# Start of Data listing
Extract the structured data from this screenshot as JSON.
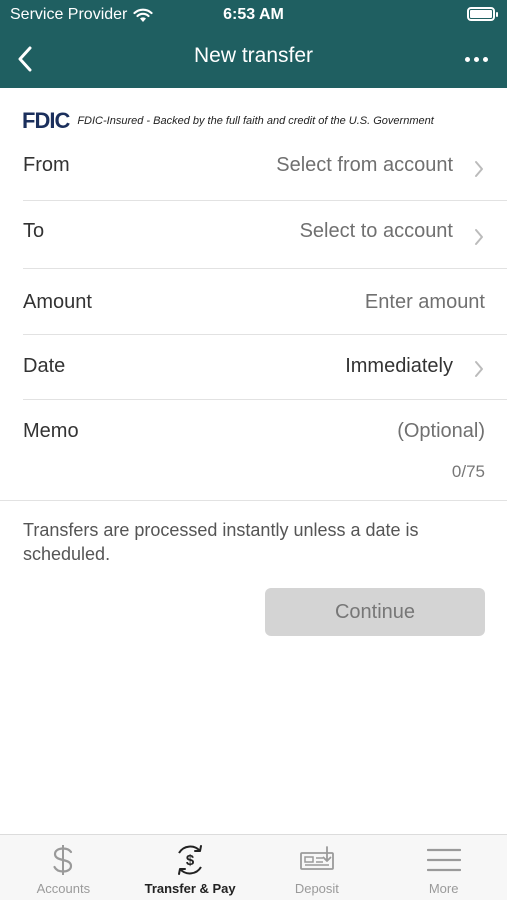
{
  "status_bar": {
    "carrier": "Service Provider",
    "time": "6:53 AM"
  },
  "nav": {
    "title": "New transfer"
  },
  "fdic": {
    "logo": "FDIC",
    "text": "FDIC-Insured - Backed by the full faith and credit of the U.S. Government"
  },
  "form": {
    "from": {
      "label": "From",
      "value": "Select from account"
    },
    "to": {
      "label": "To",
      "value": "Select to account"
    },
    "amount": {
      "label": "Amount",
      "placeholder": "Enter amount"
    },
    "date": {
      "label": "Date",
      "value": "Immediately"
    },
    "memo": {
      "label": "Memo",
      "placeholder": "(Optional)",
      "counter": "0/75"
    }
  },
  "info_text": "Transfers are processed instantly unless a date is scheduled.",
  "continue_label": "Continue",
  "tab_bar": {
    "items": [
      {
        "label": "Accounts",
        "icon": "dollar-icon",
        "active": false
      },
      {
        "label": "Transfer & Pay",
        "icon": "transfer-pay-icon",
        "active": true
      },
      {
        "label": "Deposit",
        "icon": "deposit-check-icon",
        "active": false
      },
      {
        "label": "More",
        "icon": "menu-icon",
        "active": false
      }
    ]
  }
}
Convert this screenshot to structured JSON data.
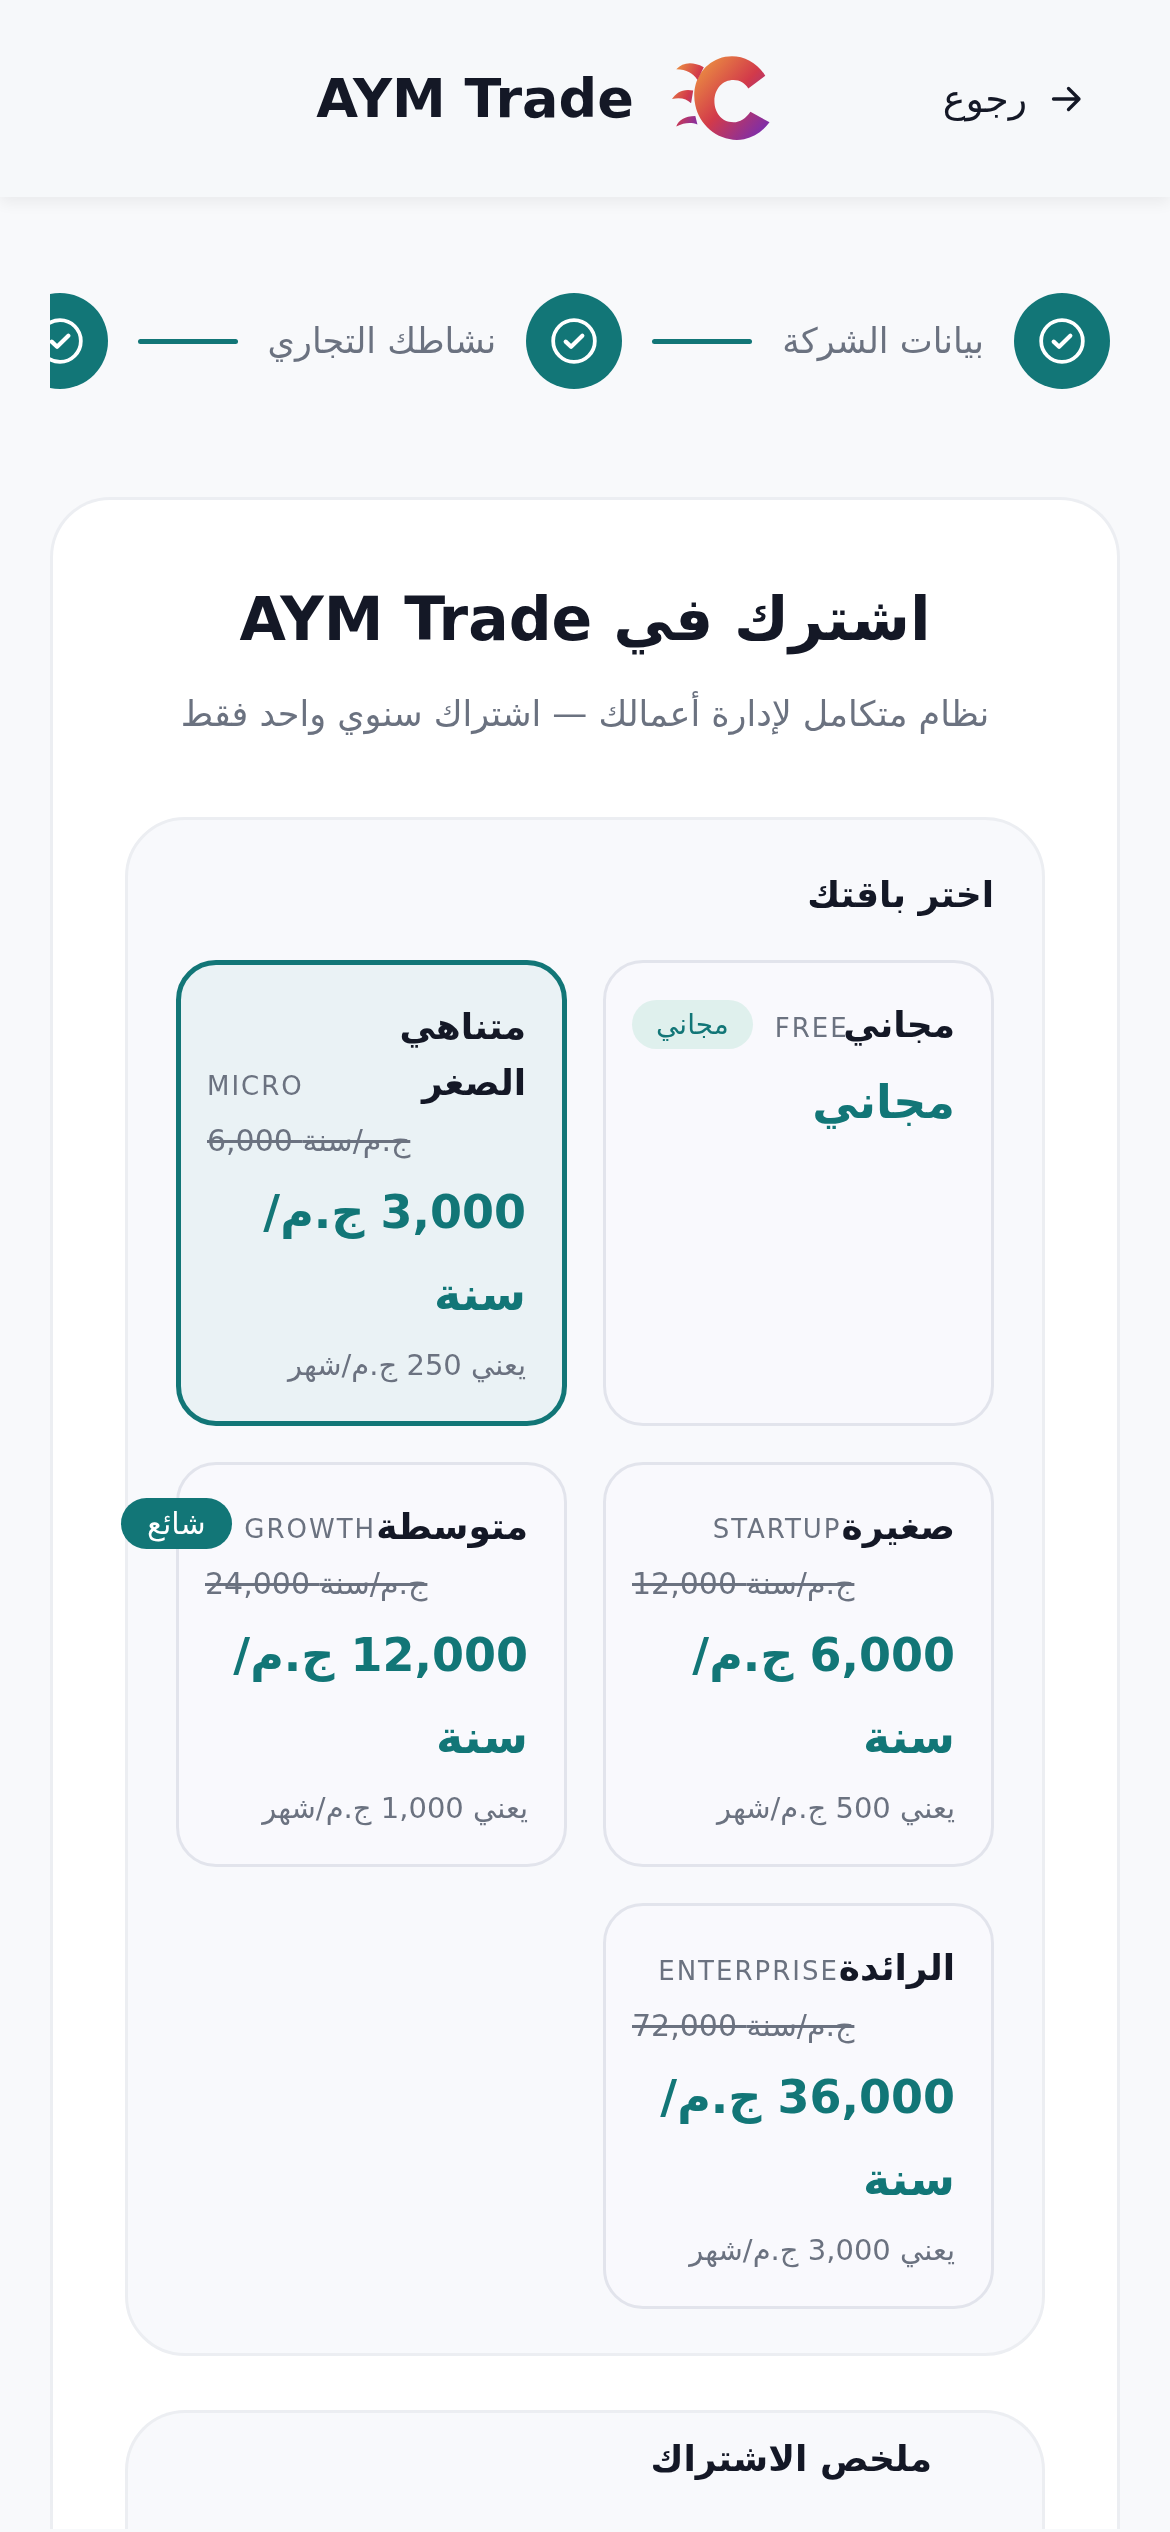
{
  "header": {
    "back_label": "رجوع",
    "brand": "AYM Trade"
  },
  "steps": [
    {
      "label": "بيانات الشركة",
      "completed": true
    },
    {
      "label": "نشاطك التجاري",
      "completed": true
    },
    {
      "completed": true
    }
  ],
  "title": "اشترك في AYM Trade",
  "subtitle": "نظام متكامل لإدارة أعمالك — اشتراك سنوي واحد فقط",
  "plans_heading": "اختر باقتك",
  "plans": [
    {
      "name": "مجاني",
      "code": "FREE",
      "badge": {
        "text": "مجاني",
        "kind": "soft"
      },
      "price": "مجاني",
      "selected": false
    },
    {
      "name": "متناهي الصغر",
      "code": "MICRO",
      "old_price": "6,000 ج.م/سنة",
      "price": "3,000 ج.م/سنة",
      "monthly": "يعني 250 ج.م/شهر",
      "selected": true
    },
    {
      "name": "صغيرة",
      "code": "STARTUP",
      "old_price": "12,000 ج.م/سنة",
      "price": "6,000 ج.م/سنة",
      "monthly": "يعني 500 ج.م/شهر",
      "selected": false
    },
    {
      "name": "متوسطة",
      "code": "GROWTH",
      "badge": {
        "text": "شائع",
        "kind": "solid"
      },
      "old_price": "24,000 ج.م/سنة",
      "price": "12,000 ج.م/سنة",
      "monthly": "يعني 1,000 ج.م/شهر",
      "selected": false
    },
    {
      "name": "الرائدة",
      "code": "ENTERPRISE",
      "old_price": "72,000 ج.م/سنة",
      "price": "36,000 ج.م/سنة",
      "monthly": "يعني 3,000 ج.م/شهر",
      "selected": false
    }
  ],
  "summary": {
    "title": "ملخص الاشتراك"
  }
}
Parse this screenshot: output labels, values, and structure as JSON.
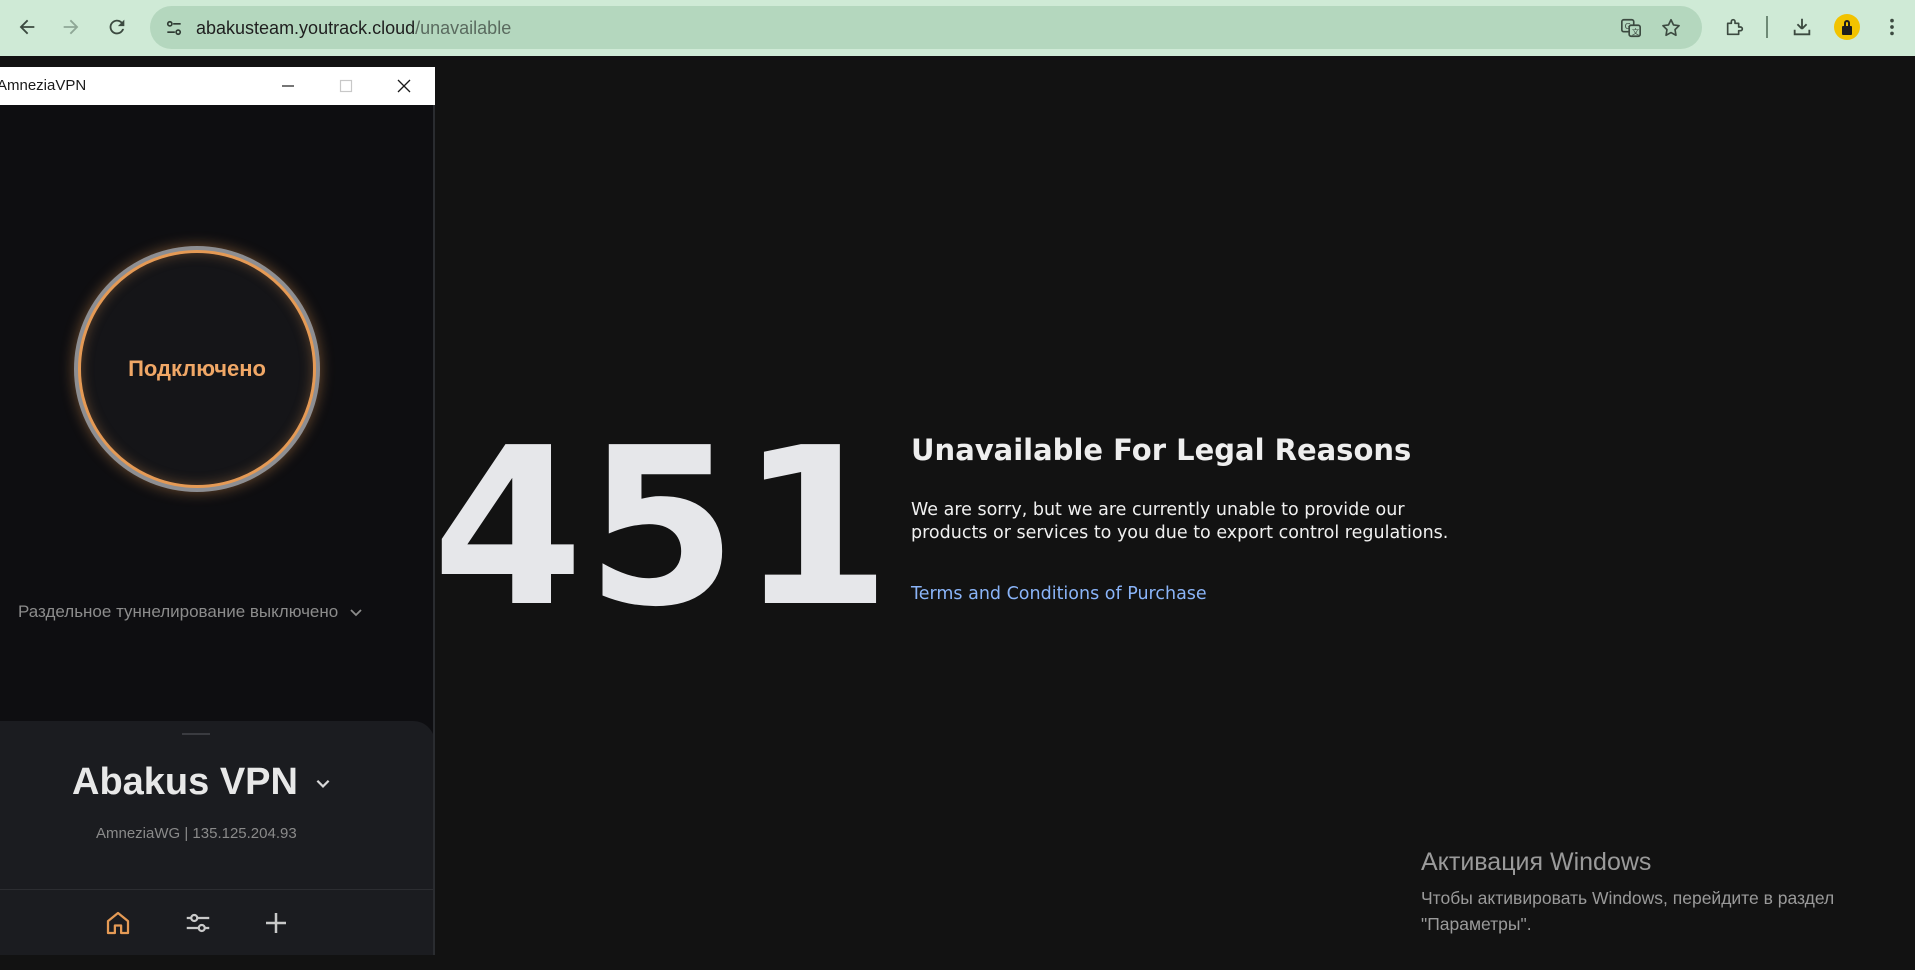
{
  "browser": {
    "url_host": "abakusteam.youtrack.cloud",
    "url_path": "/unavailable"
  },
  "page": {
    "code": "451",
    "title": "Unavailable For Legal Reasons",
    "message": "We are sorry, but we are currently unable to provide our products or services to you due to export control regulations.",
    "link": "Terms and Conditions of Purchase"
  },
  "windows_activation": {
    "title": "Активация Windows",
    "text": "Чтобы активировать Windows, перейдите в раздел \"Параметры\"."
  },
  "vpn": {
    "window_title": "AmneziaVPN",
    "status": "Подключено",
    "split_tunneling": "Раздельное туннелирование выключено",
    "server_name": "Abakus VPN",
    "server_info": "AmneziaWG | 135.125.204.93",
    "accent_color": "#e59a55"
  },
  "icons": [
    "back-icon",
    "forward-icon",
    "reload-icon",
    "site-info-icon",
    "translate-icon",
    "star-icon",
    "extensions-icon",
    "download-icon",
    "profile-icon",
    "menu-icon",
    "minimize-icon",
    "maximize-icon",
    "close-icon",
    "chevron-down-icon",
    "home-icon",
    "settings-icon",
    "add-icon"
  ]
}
# End of Data listing
## Do this
Report how many lines of the data contain the word "يعني", using the number alone.

## Response
4